# [Work instructions]
Could you copy every line of the material below word for word, leaving out the pictures?

___ Provided data ___

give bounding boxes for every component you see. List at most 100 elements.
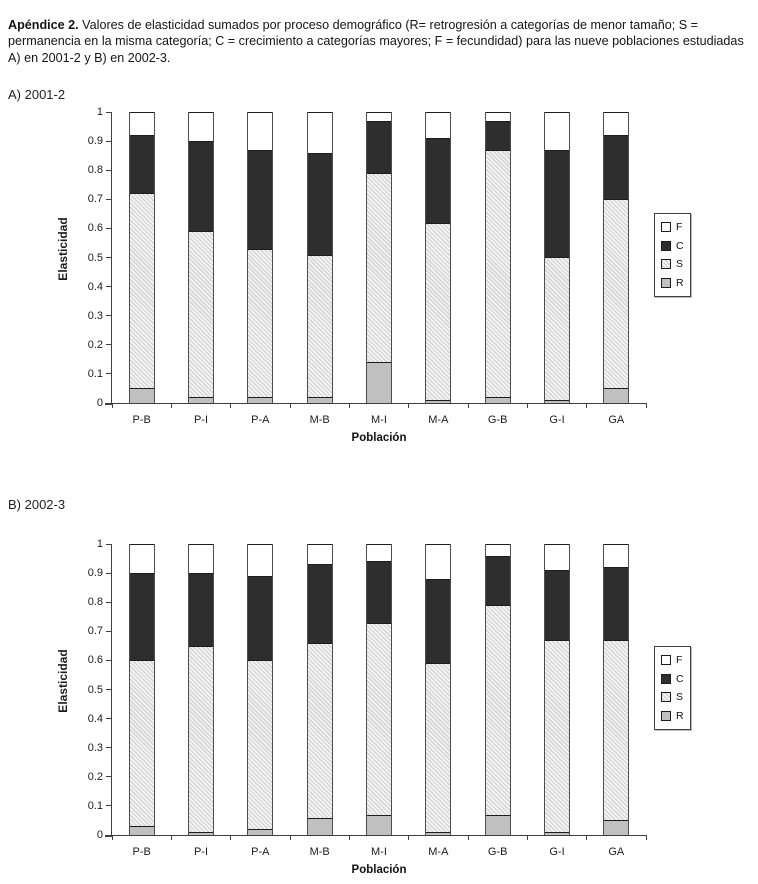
bar-segment-C-G-I (545, 150, 569, 257)
y-axis-tick (106, 198, 112, 200)
bar-segment-S-P-I (189, 646, 213, 832)
x-axis-label-P-A: P-A (251, 414, 270, 426)
bar-segment-R-P-A (248, 397, 273, 403)
x-axis-tick (348, 835, 350, 840)
y-axis-tick (106, 718, 112, 720)
bar-G-I (544, 112, 570, 403)
bar-G-B (484, 112, 511, 403)
x-axis-tick (586, 835, 588, 840)
bar-segment-C-G-B (485, 556, 510, 605)
y-axis-tick (106, 344, 112, 346)
x-axis-title-a: Población (351, 432, 407, 444)
bar-P-A (247, 544, 274, 835)
bar-segment-R-M-B (307, 397, 332, 403)
panel-b-title: B) 2002-3 (8, 497, 66, 512)
bar-segment-S-G-B (485, 150, 510, 397)
y-axis-tick-label: 0.5 (87, 251, 103, 264)
x-axis-label-M-A: M-A (428, 414, 449, 426)
bar-segment-F-P-A (248, 112, 273, 150)
bar-P-I (188, 112, 214, 403)
legend-label-F: F (676, 654, 683, 666)
bar-segment-C-P-I (189, 573, 213, 646)
y-axis-tick-label: 0.2 (87, 770, 103, 783)
y-axis-tick-label: 0.9 (87, 134, 103, 147)
bar-segment-F-P-A (248, 544, 273, 576)
bar-segment-F-M-I (367, 112, 391, 121)
figure-caption: Apéndice 2. Valores de elasticidad sumad… (8, 17, 755, 67)
y-axis-tick (106, 257, 112, 258)
caption-text: Valores de elasticidad sumados por proce… (8, 17, 744, 66)
bar-segment-R-M-A (426, 400, 451, 403)
x-axis-label-GA: GA (608, 414, 625, 426)
legend-item-F: F (661, 655, 684, 666)
x-axis-tick (170, 403, 172, 408)
y-axis-tick (106, 601, 112, 603)
bar-GA (603, 544, 630, 835)
bar-segment-S-M-B (307, 643, 332, 818)
y-axis-tick-label: 0.8 (87, 163, 103, 176)
legend-swatch-S-icon (661, 692, 671, 703)
bar-segment-S-M-I (367, 173, 391, 362)
bar-segment-R-P-I (189, 397, 213, 403)
legend-item-R: R (661, 276, 684, 289)
legend-swatch-R-icon (661, 277, 671, 288)
x-axis-tick (467, 403, 469, 408)
x-axis-tick (348, 403, 350, 408)
bar-segment-C-P-A (248, 150, 273, 249)
x-axis-label-G-B: G-B (487, 414, 508, 426)
bar-segment-S-M-B (307, 255, 332, 397)
y-axis-tick-label: 1 (96, 537, 103, 550)
bar-segment-R-M-I (367, 815, 391, 835)
y-axis-tick-label: 1 (96, 105, 103, 118)
x-axis-tick (408, 835, 410, 840)
bar-segment-S-G-I (545, 640, 569, 832)
y-axis-tick (106, 227, 112, 229)
x-axis-tick (467, 835, 469, 840)
x-axis-label-M-A: M-A (428, 846, 449, 858)
bar-GA (603, 112, 630, 403)
legend-label-R: R (676, 709, 684, 722)
legend-swatch-S-icon (661, 259, 671, 270)
legend-swatch-C-icon (661, 673, 671, 684)
bar-segment-F-M-B (307, 544, 332, 564)
x-axis-tick (230, 403, 232, 408)
bar-P-B (128, 112, 155, 403)
legend-label-R: R (676, 276, 684, 289)
bar-M-A (425, 112, 452, 403)
legend-swatch-C-icon (661, 240, 671, 251)
y-axis-tick-label: 0.3 (87, 309, 103, 322)
x-axis-tick (289, 835, 291, 840)
bar-segment-F-M-A (426, 544, 451, 579)
bar-segment-S-GA (604, 199, 629, 388)
y-axis-tick (106, 140, 112, 142)
bar-segment-C-M-B (307, 153, 332, 255)
y-axis-tick (106, 111, 112, 113)
legend-label-C: C (676, 672, 684, 685)
legend-item-C: C (661, 672, 684, 685)
bar-segment-C-G-I (545, 570, 569, 640)
bar-segment-S-GA (604, 640, 629, 820)
y-axis-tick (106, 834, 112, 836)
y-axis-title-a: Elasticidad (56, 217, 70, 281)
bar-M-I (366, 544, 392, 835)
bar-segment-C-P-I (189, 141, 213, 231)
bar-P-I (188, 544, 214, 835)
x-axis-tick (645, 835, 647, 840)
x-axis-tick (526, 403, 528, 408)
bar-segment-F-P-B (129, 544, 154, 573)
bar-segment-R-GA (604, 388, 629, 403)
bar-segment-F-P-I (189, 544, 213, 573)
bar-segment-C-M-I (367, 121, 391, 173)
y-axis-tick-label: 0 (96, 828, 103, 841)
y-axis-tick-label: 0 (96, 396, 103, 409)
legend-item-S: S (661, 692, 684, 703)
bar-segment-C-M-I (367, 561, 391, 623)
legend-item-C: C (661, 240, 684, 252)
y-axis-tick-label: 0.7 (87, 193, 103, 206)
bar-M-B (306, 544, 333, 835)
y-axis-tick-label: 0.7 (87, 625, 103, 638)
bar-segment-C-G-B (485, 121, 510, 150)
bar-segment-F-G-I (545, 544, 569, 570)
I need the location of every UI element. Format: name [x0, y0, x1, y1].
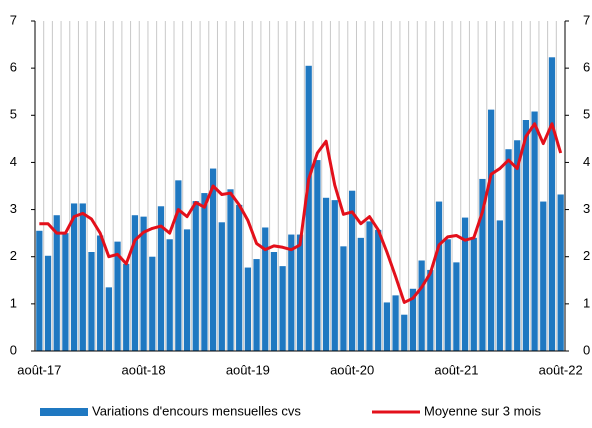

___

# [Task solution]
give bounding boxes for every component you see. List at most 100 elements.
bar-segment-C-G-I (545, 150, 569, 257)
y-axis-tick (106, 198, 112, 200)
bar-segment-S-P-I (189, 646, 213, 832)
x-axis-label-P-A: P-A (251, 414, 270, 426)
bar-segment-R-P-A (248, 397, 273, 403)
x-axis-tick (348, 835, 350, 840)
y-axis-tick (106, 718, 112, 720)
bar-G-I (544, 112, 570, 403)
bar-G-B (484, 112, 511, 403)
x-axis-tick (586, 835, 588, 840)
bar-segment-C-G-B (485, 556, 510, 605)
y-axis-tick (106, 344, 112, 346)
x-axis-title-a: Población (351, 432, 407, 444)
bar-P-A (247, 544, 274, 835)
bar-segment-R-M-B (307, 397, 332, 403)
panel-b-title: B) 2002-3 (8, 497, 66, 512)
bar-segment-S-G-B (485, 150, 510, 397)
y-axis-tick-label: 0.5 (87, 251, 103, 264)
x-axis-label-M-A: M-A (428, 414, 449, 426)
bar-segment-F-P-A (248, 112, 273, 150)
bar-P-I (188, 112, 214, 403)
legend-label-F: F (676, 654, 683, 666)
bar-segment-C-P-I (189, 573, 213, 646)
y-axis-tick-label: 0.2 (87, 770, 103, 783)
y-axis-tick-label: 0.9 (87, 134, 103, 147)
bar-segment-F-P-A (248, 544, 273, 576)
bar-segment-F-M-I (367, 112, 391, 121)
figure-caption: Apéndice 2. Valores de elasticidad sumad… (8, 17, 755, 67)
y-axis-tick (106, 257, 112, 258)
caption-text: Valores de elasticidad sumados por proce… (8, 17, 744, 66)
bar-segment-R-M-A (426, 400, 451, 403)
x-axis-label-GA: GA (608, 414, 625, 426)
legend-item-F: F (661, 655, 684, 666)
x-axis-tick (170, 403, 172, 408)
y-axis-tick (106, 601, 112, 603)
bar-GA (603, 544, 630, 835)
bar-segment-S-M-B (307, 643, 332, 818)
y-axis-tick-label: 0.8 (87, 163, 103, 176)
legend-swatch-S-icon (661, 692, 671, 703)
bar-segment-S-M-I (367, 173, 391, 362)
bar-segment-R-P-I (189, 397, 213, 403)
legend-item-R: R (661, 276, 684, 289)
legend-swatch-R-icon (661, 277, 671, 288)
x-axis-tick (467, 403, 469, 408)
x-axis-tick (348, 403, 350, 408)
bar-segment-C-P-A (248, 150, 273, 249)
x-axis-label-G-B: G-B (487, 414, 508, 426)
bar-segment-S-M-B (307, 255, 332, 397)
y-axis-tick-label: 1 (96, 537, 103, 550)
bar-segment-R-M-I (367, 815, 391, 835)
y-axis-tick-label: 1 (96, 105, 103, 118)
x-axis-tick (408, 835, 410, 840)
bar-segment-S-G-I (545, 640, 569, 832)
y-axis-tick (106, 227, 112, 229)
x-axis-tick (467, 835, 469, 840)
x-axis-label-M-A: M-A (428, 846, 449, 858)
bar-GA (603, 112, 630, 403)
legend-label-R: R (676, 709, 684, 722)
legend-swatch-S-icon (661, 259, 671, 270)
legend-swatch-C-icon (661, 673, 671, 684)
bar-segment-F-M-B (307, 544, 332, 564)
x-axis-tick (230, 403, 232, 408)
bar-P-B (128, 112, 155, 403)
legend-label-R: R (676, 276, 684, 289)
bar-M-A (425, 112, 452, 403)
legend-swatch-C-icon (661, 240, 671, 251)
y-axis-tick-label: 0.3 (87, 309, 103, 322)
x-axis-tick (289, 835, 291, 840)
bar-segment-F-M-A (426, 544, 451, 579)
bar-segment-S-GA (604, 199, 629, 388)
y-axis-tick (106, 140, 112, 142)
bar-segment-C-M-B (307, 153, 332, 255)
y-axis-tick (106, 111, 112, 113)
legend-label-C: C (676, 672, 684, 685)
legend-item-C: C (661, 672, 684, 685)
bar-segment-C-G-I (545, 570, 569, 640)
bar-segment-S-GA (604, 640, 629, 820)
y-axis-tick (106, 834, 112, 836)
y-axis-title-a: Elasticidad (56, 217, 70, 281)
bar-M-I (366, 544, 392, 835)
bar-segment-C-P-I (189, 141, 213, 231)
bar-P-I (188, 544, 214, 835)
x-axis-tick (645, 835, 647, 840)
x-axis-tick (526, 403, 528, 408)
bar-segment-F-P-B (129, 544, 154, 573)
bar-segment-R-GA (604, 388, 629, 403)
bar-segment-F-P-I (189, 544, 213, 573)
bar-segment-C-M-I (367, 121, 391, 173)
y-axis-tick-label: 0 (96, 828, 103, 841)
y-axis-tick-label: 0 (96, 396, 103, 409)
legend-item-S: S (661, 692, 684, 703)
bar-segment-C-M-I (367, 561, 391, 623)
legend-item-C: C (661, 240, 684, 252)
y-axis-tick-label: 0.7 (87, 193, 103, 206)
bar-M-B (306, 544, 333, 835)
y-axis-tick-label: 0.7 (87, 625, 103, 638)
bar-segment-C-G-B (485, 121, 510, 150)
bar-segment-F-G-I (545, 544, 569, 570)
I need the location of every UI element. Format: name [x0, y0, x1, y1].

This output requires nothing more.